→ **TASK BRIEF**
Each line from the one containing "Output the text content of this document." through the end of the listing below must be copied exactly; pictures are excluded.

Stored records
╭──
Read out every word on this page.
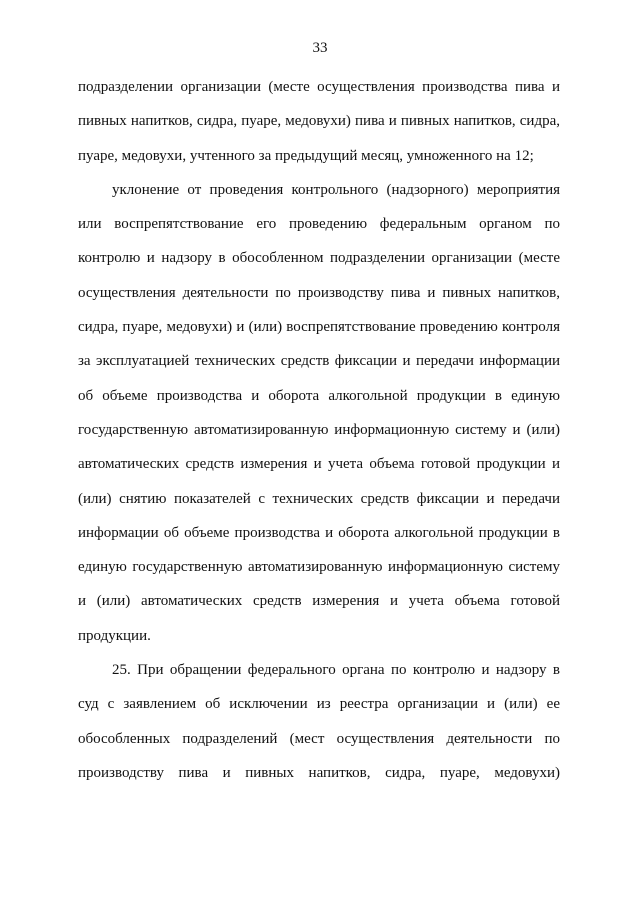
33
подразделении организации (месте осуществления производства пива и
пивных напитков, сидра, пуаре, медовухи) пива и пивных напитков, сидра,
пуаре, медовухи, учтенного за предыдущий месяц, умноженного на 12;
уклонение от проведения контрольного (надзорного) мероприятия
или воспрепятствование его проведению федеральным органом по
контролю и надзору в обособленном подразделении организации (месте
осуществления деятельности по производству пива и пивных напитков,
сидра, пуаре, медовухи) и (или) воспрепятствование проведению контроля
за эксплуатацией технических средств фиксации и передачи информации
об объеме производства и оборота алкогольной продукции в единую
государственную автоматизированную информационную систему и (или)
автоматических средств измерения и учета объема готовой продукции и
(или) снятию показателей с технических средств фиксации и передачи
информации об объеме производства и оборота алкогольной продукции в
единую государственную автоматизированную информационную систему
и (или) автоматических средств измерения и учета объема готовой
продукции.
25. При обращении федерального органа по контролю и надзору в
суд с заявлением об исключении из реестра организации и (или) ее
обособленных подразделений (мест осуществления деятельности по
производству пива и пивных напитков, сидра, пуаре, медовухи)
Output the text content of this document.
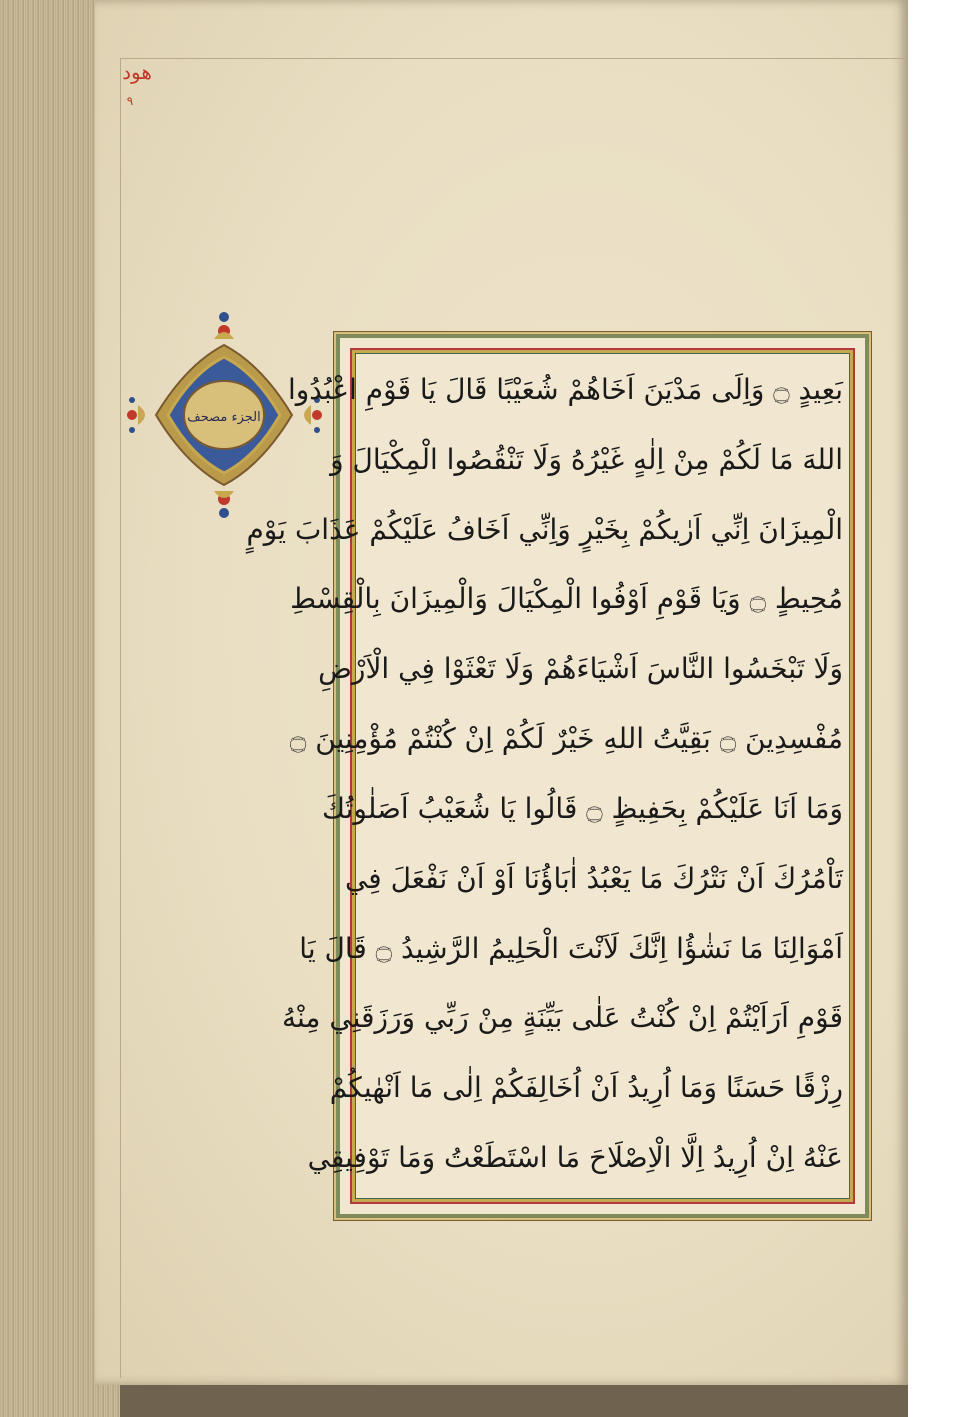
هود
٩
الجزء مصحف
بَعِيدٍ ۝ وَاِلَى مَدْيَنَ اَخَاهُمْ شُعَيْبًا قَالَ يَا قَوْمِ اعْبُدُوا
اللهَ مَا لَكُمْ مِنْ اِلٰهٍ غَيْرُهُ وَلَا تَنْقُصُوا الْمِكْيَالَ وَ
الْمِيزَانَ اِنِّي اَرٰيكُمْ بِخَيْرٍ وَاِنِّي اَخَافُ عَلَيْكُمْ عَذَابَ يَوْمٍ
مُحِيطٍ ۝ وَيَا قَوْمِ اَوْفُوا الْمِكْيَالَ وَالْمِيزَانَ بِالْقِسْطِ
وَلَا تَبْخَسُوا النَّاسَ اَشْيَاءَهُمْ وَلَا تَعْثَوْا فِي الْاَرْضِ
مُفْسِدِينَ ۝ بَقِيَّتُ اللهِ خَيْرٌ لَكُمْ اِنْ كُنْتُمْ مُؤْمِنِينَ ۝
وَمَا اَنَا عَلَيْكُمْ بِحَفِيظٍ ۝ قَالُوا يَا شُعَيْبُ اَصَلٰوتُكَ
تَاْمُرُكَ اَنْ نَتْرُكَ مَا يَعْبُدُ اٰبَاؤُنَا اَوْ اَنْ نَفْعَلَ فِي
اَمْوَالِنَا مَا نَشٰؤُا اِنَّكَ لَاَنْتَ الْحَلِيمُ الرَّشِيدُ ۝ قَالَ يَا
قَوْمِ اَرَاَيْتُمْ اِنْ كُنْتُ عَلٰى بَيِّنَةٍ مِنْ رَبِّي وَرَزَقَنِي مِنْهُ
رِزْقًا حَسَنًا وَمَا اُرِيدُ اَنْ اُخَالِفَكُمْ اِلٰى مَا اَنْهٰيكُمْ
عَنْهُ اِنْ اُرِيدُ اِلَّا الْاِصْلَاحَ مَا اسْتَطَعْتُ وَمَا تَوْفِيقِي
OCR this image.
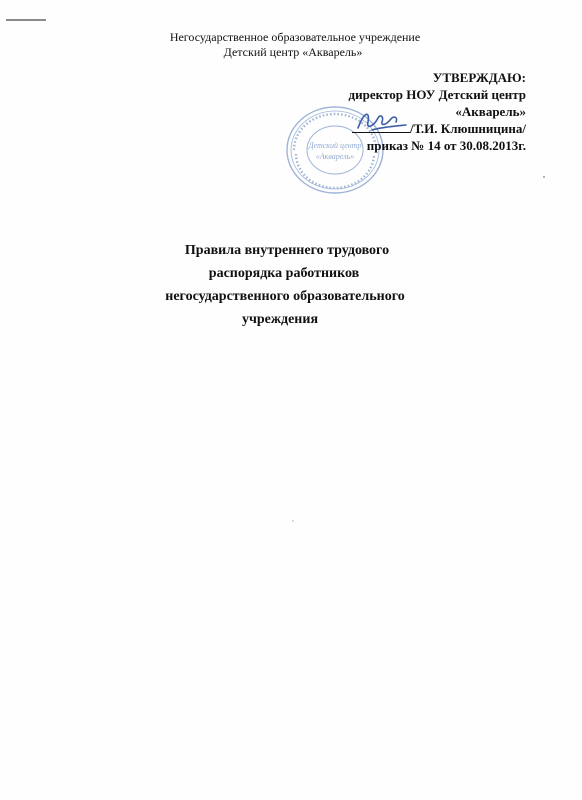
Негосударственное образовательное учреждение
Детский центр «Акварель»
Детский центр
«Акварель»
УТВЕРЖДАЮ:
директор НОУ Детский центр
«Акварель»
/Т.И. Клюшницина/
приказ № 14 от 30.08.2013г.
Правила внутреннего трудового
распорядка работников
негосударственного образовательного
учреждения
╰──
→ **THE SOLUTION**
Output the text content of this document.
هود
٩
الجزء مصحف
بَعِيدٍ ۝ وَاِلَى مَدْيَنَ اَخَاهُمْ شُعَيْبًا قَالَ يَا قَوْمِ اعْبُدُوا
اللهَ مَا لَكُمْ مِنْ اِلٰهٍ غَيْرُهُ وَلَا تَنْقُصُوا الْمِكْيَالَ وَ
الْمِيزَانَ اِنِّي اَرٰيكُمْ بِخَيْرٍ وَاِنِّي اَخَافُ عَلَيْكُمْ عَذَابَ يَوْمٍ
مُحِيطٍ ۝ وَيَا قَوْمِ اَوْفُوا الْمِكْيَالَ وَالْمِيزَانَ بِالْقِسْطِ
وَلَا تَبْخَسُوا النَّاسَ اَشْيَاءَهُمْ وَلَا تَعْثَوْا فِي الْاَرْضِ
مُفْسِدِينَ ۝ بَقِيَّتُ اللهِ خَيْرٌ لَكُمْ اِنْ كُنْتُمْ مُؤْمِنِينَ ۝
وَمَا اَنَا عَلَيْكُمْ بِحَفِيظٍ ۝ قَالُوا يَا شُعَيْبُ اَصَلٰوتُكَ
تَاْمُرُكَ اَنْ نَتْرُكَ مَا يَعْبُدُ اٰبَاؤُنَا اَوْ اَنْ نَفْعَلَ فِي
اَمْوَالِنَا مَا نَشٰؤُا اِنَّكَ لَاَنْتَ الْحَلِيمُ الرَّشِيدُ ۝ قَالَ يَا
قَوْمِ اَرَاَيْتُمْ اِنْ كُنْتُ عَلٰى بَيِّنَةٍ مِنْ رَبِّي وَرَزَقَنِي مِنْهُ
رِزْقًا حَسَنًا وَمَا اُرِيدُ اَنْ اُخَالِفَكُمْ اِلٰى مَا اَنْهٰيكُمْ
عَنْهُ اِنْ اُرِيدُ اِلَّا الْاِصْلَاحَ مَا اسْتَطَعْتُ وَمَا تَوْفِيقِي
OCR this image.
Негосударственное образовательное учреждение
Детский центр «Акварель»
Детский центр
«Акварель»
УТВЕРЖДАЮ:
директор НОУ Детский центр
«Акварель»
/Т.И. Клюшницина/
приказ № 14 от 30.08.2013г.
Правила внутреннего трудового
распорядка работников
негосударственного образовательного
учреждения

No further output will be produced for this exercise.